■ **Problem**
Retype all of the listing exactly, passing over any picture you find.

■ **Material shown**
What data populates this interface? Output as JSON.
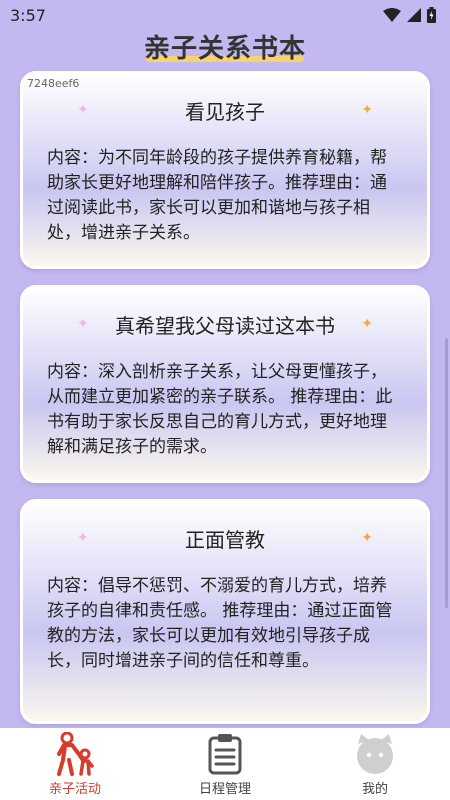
{
  "status_bar": {
    "time": "3:57"
  },
  "page": {
    "title": "亲子关系书本"
  },
  "cards": [
    {
      "id": "7248eef6",
      "title": "看见孩子",
      "body": "内容：为不同年龄段的孩子提供养育秘籍，帮助家长更好地理解和陪伴孩子。推荐理由：通过阅读此书，家长可以更加和谐地与孩子相处，增进亲子关系。"
    },
    {
      "title": "真希望我父母读过这本书",
      "body": "内容：深入剖析亲子关系，让父母更懂孩子，从而建立更加紧密的亲子联系。 推荐理由：此书有助于家长反思自己的育儿方式，更好地理解和满足孩子的需求。"
    },
    {
      "title": "正面管教",
      "body": "内容：倡导不惩罚、不溺爱的育儿方式，培养孩子的自律和责任感。 推荐理由：通过正面管教的方法，家长可以更加有效地引导孩子成长，同时增进亲子间的信任和尊重。"
    }
  ],
  "bottom_nav": {
    "items": [
      {
        "label": "亲子活动",
        "icon": "parent-child-icon",
        "active": true
      },
      {
        "label": "日程管理",
        "icon": "clipboard-icon",
        "active": false
      },
      {
        "label": "我的",
        "icon": "profile-face-icon",
        "active": false
      }
    ]
  },
  "colors": {
    "background": "#c3b8f0",
    "title_underline": "#f5d56a",
    "active_nav": "#d93a2a",
    "sparkle_left": "#f2b6e0",
    "sparkle_right": "#f4a93c"
  }
}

■ **Result**
What data populates this interface? Output as JSON.
{
  "status_bar": {
    "time": "3:57"
  },
  "page": {
    "title": "亲子关系书本"
  },
  "cards": [
    {
      "id": "7248eef6",
      "title": "看见孩子",
      "body": "内容：为不同年龄段的孩子提供养育秘籍，帮助家长更好地理解和陪伴孩子。推荐理由：通过阅读此书，家长可以更加和谐地与孩子相处，增进亲子关系。"
    },
    {
      "title": "真希望我父母读过这本书",
      "body": "内容：深入剖析亲子关系，让父母更懂孩子，从而建立更加紧密的亲子联系。 推荐理由：此书有助于家长反思自己的育儿方式，更好地理解和满足孩子的需求。"
    },
    {
      "title": "正面管教",
      "body": "内容：倡导不惩罚、不溺爱的育儿方式，培养孩子的自律和责任感。 推荐理由：通过正面管教的方法，家长可以更加有效地引导孩子成长，同时增进亲子间的信任和尊重。"
    }
  ],
  "bottom_nav": {
    "items": [
      {
        "label": "亲子活动",
        "icon": "parent-child-icon",
        "active": true
      },
      {
        "label": "日程管理",
        "icon": "clipboard-icon",
        "active": false
      },
      {
        "label": "我的",
        "icon": "profile-face-icon",
        "active": false
      }
    ]
  },
  "colors": {
    "background": "#c3b8f0",
    "title_underline": "#f5d56a",
    "active_nav": "#d93a2a",
    "sparkle_left": "#f2b6e0",
    "sparkle_right": "#f4a93c"
  }
}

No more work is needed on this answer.